■ WHAT YOU NEED TO DO
In your copy, reproduce the entries exactly as they are, minus the images.

■ EXERCISE INPUTS
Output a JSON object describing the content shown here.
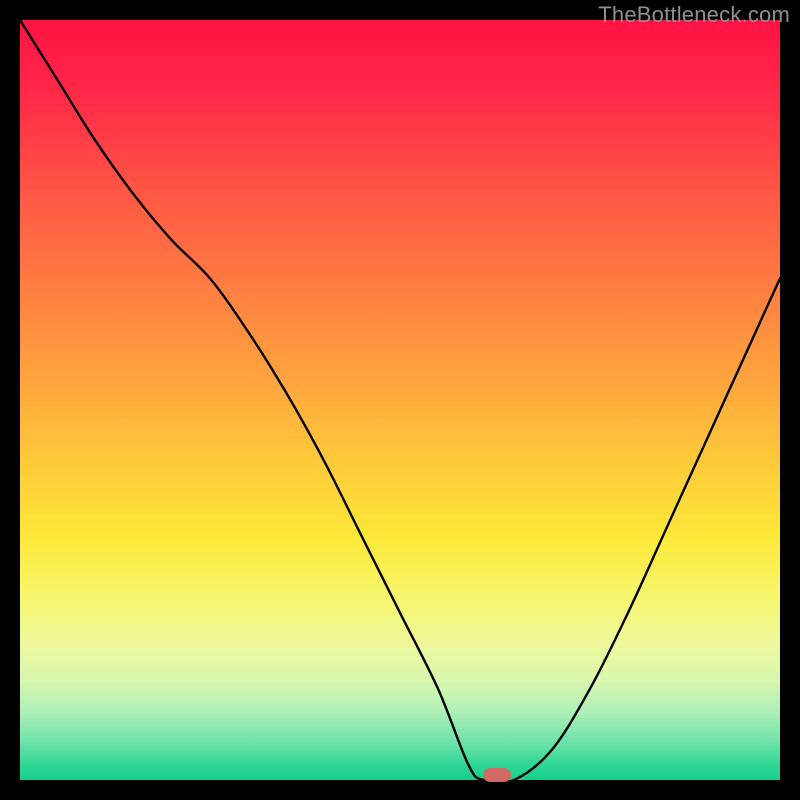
{
  "watermark": "TheBottleneck.com",
  "marker": {
    "x_fraction": 0.628,
    "y_fraction": 0.994
  },
  "chart_data": {
    "type": "line",
    "title": "",
    "xlabel": "",
    "ylabel": "",
    "xlim": [
      0,
      1
    ],
    "ylim": [
      0,
      1
    ],
    "x": [
      0.0,
      0.05,
      0.1,
      0.15,
      0.2,
      0.25,
      0.3,
      0.35,
      0.4,
      0.45,
      0.5,
      0.55,
      0.59,
      0.61,
      0.65,
      0.7,
      0.75,
      0.8,
      0.85,
      0.9,
      0.95,
      1.0
    ],
    "values": [
      1.0,
      0.92,
      0.84,
      0.77,
      0.71,
      0.66,
      0.59,
      0.51,
      0.42,
      0.32,
      0.22,
      0.12,
      0.02,
      0.0,
      0.0,
      0.04,
      0.12,
      0.22,
      0.33,
      0.44,
      0.55,
      0.66
    ],
    "note": "V-shaped curve with minimum near x≈0.63; left descent ~top-left to bottom-center, right ascent to ~y=0.66 at x=1. Axes unlabeled in image; values are normalized estimates from pixels."
  }
}
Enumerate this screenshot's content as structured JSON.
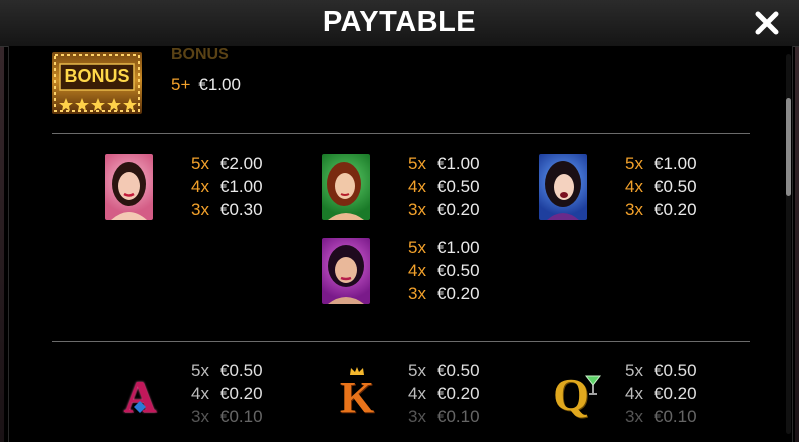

■ THE RESULT
Output a JSON object describing the content shown here.
{
  "watermark": "TheBottleneck.com",
  "marker": {
    "x_fraction": 0.628,
    "y_fraction": 0.994
  },
  "chart_data": {
    "type": "line",
    "title": "",
    "xlabel": "",
    "ylabel": "",
    "xlim": [
      0,
      1
    ],
    "ylim": [
      0,
      1
    ],
    "x": [
      0.0,
      0.05,
      0.1,
      0.15,
      0.2,
      0.25,
      0.3,
      0.35,
      0.4,
      0.45,
      0.5,
      0.55,
      0.59,
      0.61,
      0.65,
      0.7,
      0.75,
      0.8,
      0.85,
      0.9,
      0.95,
      1.0
    ],
    "values": [
      1.0,
      0.92,
      0.84,
      0.77,
      0.71,
      0.66,
      0.59,
      0.51,
      0.42,
      0.32,
      0.22,
      0.12,
      0.02,
      0.0,
      0.0,
      0.04,
      0.12,
      0.22,
      0.33,
      0.44,
      0.55,
      0.66
    ],
    "note": "V-shaped curve with minimum near x≈0.63; left descent ~top-left to bottom-center, right ascent to ~y=0.66 at x=1. Axes unlabeled in image; values are normalized estimates from pixels."
  }
}
Enumerate this screenshot's content as structured JSON.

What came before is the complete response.